Refactoring Metropolis-Hastings mixture of Gaussians.

* Clarify function and variable names, following Bayesian Essentials
    with R (Marin and Robert, 2014).
* Switch to a functional implementation that takes arbitrary density
    functions as arguments, each with separate optional arguments.
* Store the simulation in an S3 object, to allow for methods.

Before submitting this commit for code review, we should write some unit tests to exercise the new functional interface of metropolis.hastings(). We will discuss this topic at length in Chapter 9: for the moment, let’s say we want to ensure that metropolis.hastings() only accepts valid values for all its arguments. For this purpose, we add code to sanitise them and to produce informative error messages along the lines of

  if (missing(density))
    stop("missing a 'density' a function, with no default.")
  if (!is.function(density))
    stop("the 'density' argument must be a density function.")

and then we add tests to check that valid values are accepted and invalid values are rejected.

error = try(metropolis.hastings(density = dmix2norm, [...])
stopifnot(!is(error, "try-error"))
error = try(metropolis.hastings(density = "not.a.function", [...])
stopifnot(is(error, "try-error"))

■ Extracted information
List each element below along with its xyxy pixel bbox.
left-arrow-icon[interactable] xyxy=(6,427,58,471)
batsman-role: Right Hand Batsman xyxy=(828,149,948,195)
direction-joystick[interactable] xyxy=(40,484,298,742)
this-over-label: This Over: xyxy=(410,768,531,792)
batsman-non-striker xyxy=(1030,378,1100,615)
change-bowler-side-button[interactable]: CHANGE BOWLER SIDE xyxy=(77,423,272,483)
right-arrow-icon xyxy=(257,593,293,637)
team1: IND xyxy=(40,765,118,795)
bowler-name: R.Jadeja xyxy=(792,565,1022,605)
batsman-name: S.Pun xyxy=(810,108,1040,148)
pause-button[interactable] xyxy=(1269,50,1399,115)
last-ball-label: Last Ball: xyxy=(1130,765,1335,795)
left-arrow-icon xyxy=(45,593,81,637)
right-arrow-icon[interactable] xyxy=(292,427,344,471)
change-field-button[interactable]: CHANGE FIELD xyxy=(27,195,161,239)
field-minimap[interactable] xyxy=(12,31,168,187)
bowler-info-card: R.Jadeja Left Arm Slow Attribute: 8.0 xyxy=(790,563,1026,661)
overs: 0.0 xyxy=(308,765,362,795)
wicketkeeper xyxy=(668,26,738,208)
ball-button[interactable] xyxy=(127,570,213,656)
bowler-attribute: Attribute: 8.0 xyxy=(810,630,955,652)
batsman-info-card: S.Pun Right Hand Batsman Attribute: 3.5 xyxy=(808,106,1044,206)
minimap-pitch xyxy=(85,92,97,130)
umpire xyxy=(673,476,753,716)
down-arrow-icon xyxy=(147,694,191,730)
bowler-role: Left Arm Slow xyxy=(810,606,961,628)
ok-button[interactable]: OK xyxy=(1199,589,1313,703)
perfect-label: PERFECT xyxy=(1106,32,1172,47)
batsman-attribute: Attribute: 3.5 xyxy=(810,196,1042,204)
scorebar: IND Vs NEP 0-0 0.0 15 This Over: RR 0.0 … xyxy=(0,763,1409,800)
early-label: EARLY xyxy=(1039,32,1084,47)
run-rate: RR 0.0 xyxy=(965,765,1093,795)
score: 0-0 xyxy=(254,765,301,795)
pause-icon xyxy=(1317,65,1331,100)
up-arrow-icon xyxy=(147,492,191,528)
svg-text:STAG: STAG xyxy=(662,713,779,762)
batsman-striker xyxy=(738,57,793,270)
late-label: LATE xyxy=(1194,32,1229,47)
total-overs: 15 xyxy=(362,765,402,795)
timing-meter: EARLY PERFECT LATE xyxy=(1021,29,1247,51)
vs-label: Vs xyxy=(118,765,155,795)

■ The tasks
a - Set down the part of the refactoring excerpt starting with "Before submitting this" and going on through "values are rejected.".
b - Answer these questions from the refactoring excerpt:
(i) Which book do the clarified function and variable names follow?
(ii) What kind of object is the simulation stored in?
(iii) In which chapter will unit tests be discussed at length?
c - Continue the refactoring excerpt from the point where it stops.

■ Expected results
a -
Before submitting this commit for code review, we should write some unit tests to exercise the new functional interface of metropolis.hastings(). We will discuss this topic at length in Chapter 9: for the moment, let’s say we want to ensure that metropolis.hastings() only accepts valid values for all its arguments. For this purpose, we add code to sanitise them and to produce informative error messages along the lines of

  if (missing(density))
    stop("missing a 'density' a function, with no default.")
  if (!is.function(density))
    stop("the 'density' argument must be a density function.")

and then we add tests to check that valid values are accepted and invalid values are rejected.

b -
(i) Bayesian Essentials with R (Marin and Robert, 2014)
(ii) An S3 object
(iii) Chapter 9

c -
We should do the same for the function passed via the proposal argument. Furthermore, we should call both functions with the respective lists of optional arguments density.args and proposal.args to make sure that they execute successfully: individual argument values may look fine in isolation, but make metropolis.hastings() fail when passed together. As an example, the code to sanitise proposal.args may look like

  if (missing(proposal.args))
    proposal.args = list()
  if (!is.list(proposal.args))
    stop("the 'proposal.args' argument must be a list.")

where we set proposal.args to an empty list as a fallback, default choice if the user does not provide it. The code to sanitise both proposal and proposal.args can then check that the proposal function runs and that its output has the right type and dimension.

  try.proposal = try(do.call(proposal, proposal.args))
  if (is(try.proposal, "try-error"))
    stop("the 'proposal' function fails to run with ",
         "the arguments in 'proposal.args'.")
  if (!is.numeric(try.proposal) ||
      (length(try.proposal) != length(start)))
    stop("the 'proposal' function returns invalid samples.")

The tests that exercise this code should call metropolis.hastings() with and without valid proposal functions, and with proposal functions with valid and invalid sets of optional arguments.

As another example, we should check the number of iterations in the iter argument, picking again a sensible default value.

  if (missing(iter))
    iter = 10
  if (!is.numeric(iter) || ((x %/% 1) == x))
    stop("the 'iter' argument must be a non-negative integer.")

The corresponding software tests can then try boundary values (0), valid values (10), invalid values (Inf) and special values (NaN) to confirm that the sanitisation code is working as expected.

error = try(metropolis.hastings([...], iter = 0)
stopifnot(!is(error, "try-error"))
error = try(metropolis.hastings([...], iter = 10)
stopifnot(!is(error, "try-error"))
error = try(metropolis.hastings([...], iter = Inf)
stopifnot(is(error, "try-error"))
error = try(metropolis.hastings([...], iter = NaN)
stopifnot(is(error, "try-error"))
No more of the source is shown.